*Stated problem a*
Identify each row that contains the string "outlet", with case counting, and copy those rows in full.
>> begin Passage to read
Well we all got done from a 27 hour day.. I hate to say this.. that sucked.. The drifts were huge..I had 4 skid steers going and 5 pick up trucks, the skid steers were put to great use this storm.. We are running out of places to put the snow now..Wish I could see all my clients faces went they open this invoice..payup


----------



## AlwaysGreener (Jan 19, 2004)

Well I just got a call from one of my shovelers (he comes to this site all the time) I have to say GREAT JOB you guys are the back breaking work force..:salute: I'm glad I didn't have to shovel all those huge drifts..


----------



## TPC Services (Dec 15, 2005)

home from round one??? I was out the hole time 26 hours keeped chasing are talis because of the drifting here get done with one road move to the next get done with it and have to go back again. can't really conplain these two accounts we have pay as for each trip out payup , but puts a us in catch up mode for the rest of are time out because we go do are others account that pay a one event trip and have to go straight back to them, because people try to say that we where never there. If you cant hear a dam dodge cummings and a skid loader roaring up and down your townhome roads at 3:30am in the morning then there's somthing wrong with your hearing!!!!


----------



## Gavins Lawncare (Feb 11, 2005)
>> end Passage to read
>> begin Task input
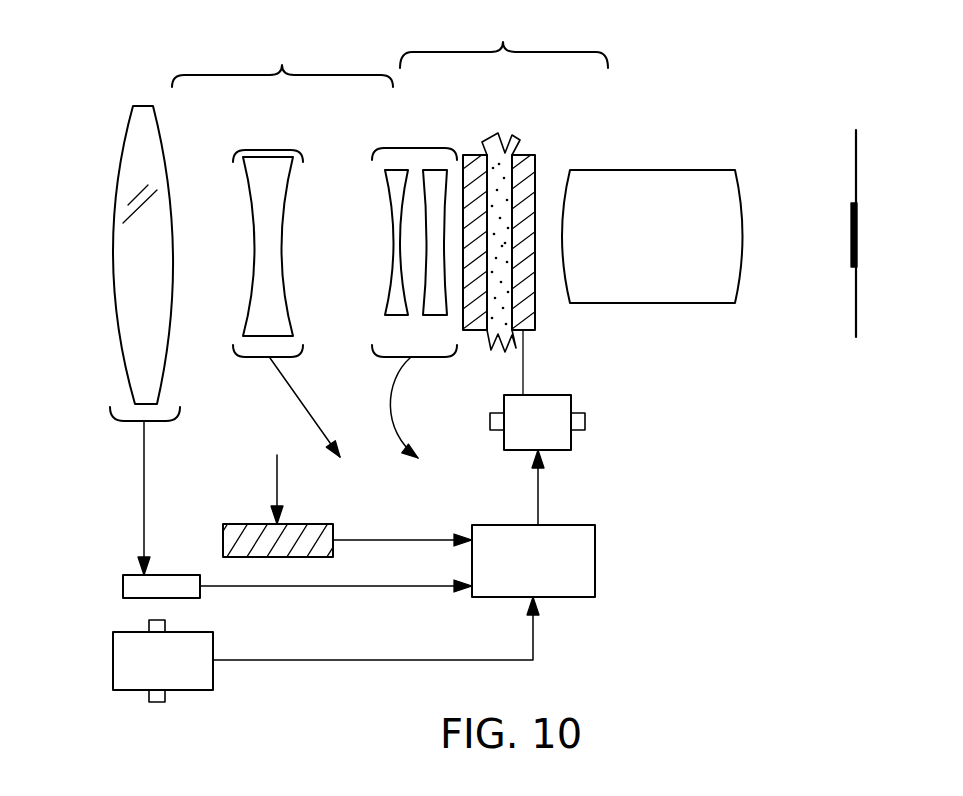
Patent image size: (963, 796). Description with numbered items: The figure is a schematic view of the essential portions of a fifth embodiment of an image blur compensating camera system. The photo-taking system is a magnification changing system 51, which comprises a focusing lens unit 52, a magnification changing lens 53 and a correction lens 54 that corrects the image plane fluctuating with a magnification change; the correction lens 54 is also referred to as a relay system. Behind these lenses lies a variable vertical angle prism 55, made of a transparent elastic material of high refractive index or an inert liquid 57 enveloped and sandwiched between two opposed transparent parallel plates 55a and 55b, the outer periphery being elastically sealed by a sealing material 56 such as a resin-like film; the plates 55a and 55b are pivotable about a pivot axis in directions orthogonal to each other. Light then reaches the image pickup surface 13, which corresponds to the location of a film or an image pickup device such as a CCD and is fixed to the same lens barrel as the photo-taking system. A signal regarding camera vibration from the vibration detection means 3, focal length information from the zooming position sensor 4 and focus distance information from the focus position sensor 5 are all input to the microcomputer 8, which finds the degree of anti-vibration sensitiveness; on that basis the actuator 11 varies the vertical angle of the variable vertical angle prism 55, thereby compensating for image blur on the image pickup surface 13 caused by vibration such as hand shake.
>> end Task input
>> begin Task input
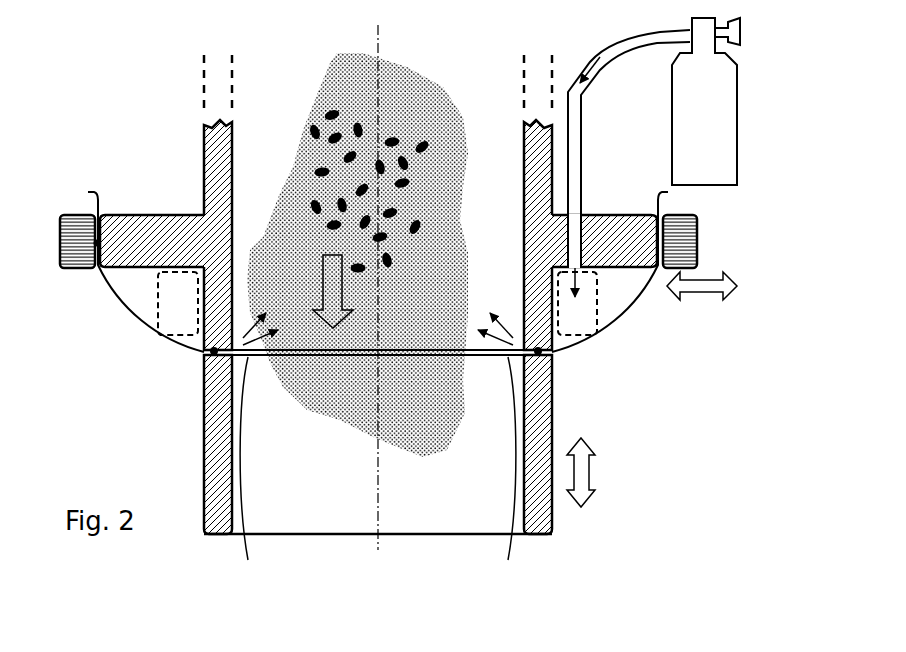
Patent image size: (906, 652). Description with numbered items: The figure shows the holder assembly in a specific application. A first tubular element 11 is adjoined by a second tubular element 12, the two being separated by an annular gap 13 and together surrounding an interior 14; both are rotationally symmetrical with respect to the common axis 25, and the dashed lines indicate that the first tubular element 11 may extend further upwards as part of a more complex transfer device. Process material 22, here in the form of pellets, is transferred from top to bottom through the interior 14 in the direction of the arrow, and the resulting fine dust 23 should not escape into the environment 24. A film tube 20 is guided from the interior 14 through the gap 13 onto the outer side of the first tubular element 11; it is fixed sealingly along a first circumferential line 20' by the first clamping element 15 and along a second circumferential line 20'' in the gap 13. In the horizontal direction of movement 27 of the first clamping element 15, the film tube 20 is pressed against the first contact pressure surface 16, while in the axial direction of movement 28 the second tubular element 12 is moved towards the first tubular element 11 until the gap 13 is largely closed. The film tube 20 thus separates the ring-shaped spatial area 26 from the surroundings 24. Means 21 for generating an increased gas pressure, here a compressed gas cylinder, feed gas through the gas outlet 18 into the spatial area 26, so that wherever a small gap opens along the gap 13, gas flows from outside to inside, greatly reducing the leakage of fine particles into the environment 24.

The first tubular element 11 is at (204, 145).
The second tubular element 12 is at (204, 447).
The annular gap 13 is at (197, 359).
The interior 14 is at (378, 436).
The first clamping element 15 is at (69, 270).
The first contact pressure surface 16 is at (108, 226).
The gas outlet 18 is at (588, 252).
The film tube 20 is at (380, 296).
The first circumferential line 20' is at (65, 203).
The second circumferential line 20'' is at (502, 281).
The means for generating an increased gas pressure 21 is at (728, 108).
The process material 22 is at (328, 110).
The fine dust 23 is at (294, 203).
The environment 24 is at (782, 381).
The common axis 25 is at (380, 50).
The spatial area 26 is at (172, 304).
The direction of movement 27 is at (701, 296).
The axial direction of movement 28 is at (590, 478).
>> end Task input
*Stated problem b*
Print the whole snow-plowing forum thread from above, word for word.

*Expected output a*
Patent image size: (906, 652). Description with numbered items: The figure shows the holder assembly in a specific application. A first tubular element 11 is adjoined by a second tubular element 12, the two being separated by an annular gap 13 and together surrounding an interior 14; both are rotationally symmetrical with respect to the common axis 25, and the dashed lines indicate that the first tubular element 11 may extend further upwards as part of a more complex transfer device. Process material 22, here in the form of pellets, is transferred from top to bottom through the interior 14 in the direction of the arrow, and the resulting fine dust 23 should not escape into the environment 24. A film tube 20 is guided from the interior 14 through the gap 13 onto the outer side of the first tubular element 11; it is fixed sealingly along a first circumferential line 20' by the first clamping element 15 and along a second circumferential line 20'' in the gap 13. In the horizontal direction of movement 27 of the first clamping element 15, the film tube 20 is pressed against the first contact pressure surface 16, while in the axial direction of movement 28 the second tubular element 12 is moved towards the first tubular element 11 until the gap 13 is largely closed. The film tube 20 thus separates the ring-shaped spatial area 26 from the surroundings 24. Means 21 for generating an increased gas pressure, here a compressed gas cylinder, feed gas through the gas outlet 18 into the spatial area 26, so that wherever a small gap opens along the gap 13, gas flows from outside to inside, greatly reducing the leakage of fine particles into the environment 24.
The gas outlet 18 is at (588, 252).

*Expected output b*
Well we all got done from a 27 hour day.. I hate to say this.. that sucked.. The drifts were huge..I had 4 skid steers going and 5 pick up trucks, the skid steers were put to great use this storm.. We are running out of places to put the snow now..Wish I could see all my clients faces went they open this invoice..payup


----------



## AlwaysGreener (Jan 19, 2004)

Well I just got a call from one of my shovelers (he comes to this site all the time) I have to say GREAT JOB you guys are the back breaking work force..:salute: I'm glad I didn't have to shovel all those huge drifts..


----------



## TPC Services (Dec 15, 2005)

home from round one??? I was out the hole time 26 hours keeped chasing are talis because of the drifting here get done with one road move to the next get done with it and have to go back again. can't really conplain these two accounts we have pay as for each trip out payup , but puts a us in catch up mode for the rest of are time out because we go do are others account that pay a one event trip and have to go straight back to them, because people try to say that we where never there. If you cant hear a dam dodge cummings and a skid loader roaring up and down your townhome roads at 3:30am in the morning then there's somthing wrong with your hearing!!!!


----------



## Gavins Lawncare (Feb 11, 2005)